**Aim**
Output the full listing below exactly, without the pictures.

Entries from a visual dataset
○ ○ ○ ○ ○

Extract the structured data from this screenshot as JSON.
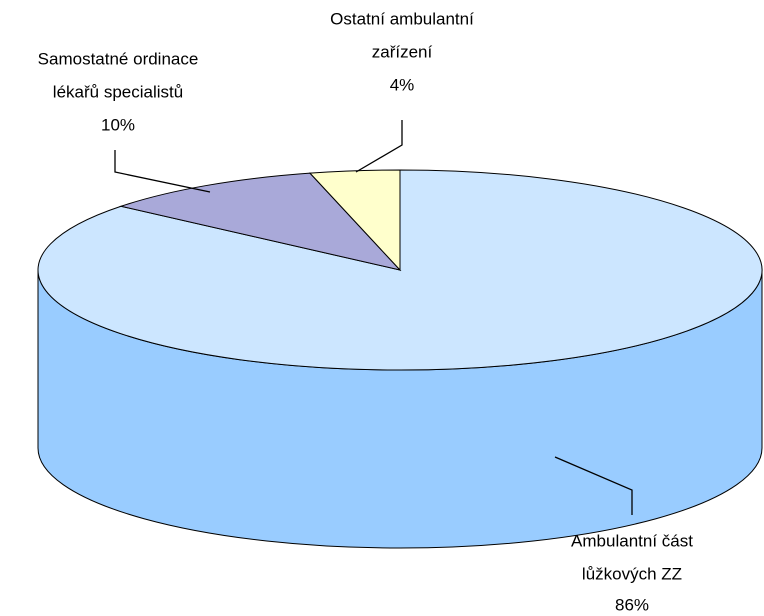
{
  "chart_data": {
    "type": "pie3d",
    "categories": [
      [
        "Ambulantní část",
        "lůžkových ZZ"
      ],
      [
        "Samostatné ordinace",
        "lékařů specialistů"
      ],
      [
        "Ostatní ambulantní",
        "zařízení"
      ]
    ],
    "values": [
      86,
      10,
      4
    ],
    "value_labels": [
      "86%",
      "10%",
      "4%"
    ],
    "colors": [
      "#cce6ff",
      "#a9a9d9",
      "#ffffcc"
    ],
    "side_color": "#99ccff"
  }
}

○ ○ ○ ○ ○

**The solution**
Extract the structured data from this screenshot as JSON.
{
  "chart_data": {
    "type": "pie3d",
    "categories": [
      [
        "Ambulantní část",
        "lůžkových ZZ"
      ],
      [
        "Samostatné ordinace",
        "lékařů specialistů"
      ],
      [
        "Ostatní ambulantní",
        "zařízení"
      ]
    ],
    "values": [
      86,
      10,
      4
    ],
    "value_labels": [
      "86%",
      "10%",
      "4%"
    ],
    "colors": [
      "#cce6ff",
      "#a9a9d9",
      "#ffffcc"
    ],
    "side_color": "#99ccff"
  }
}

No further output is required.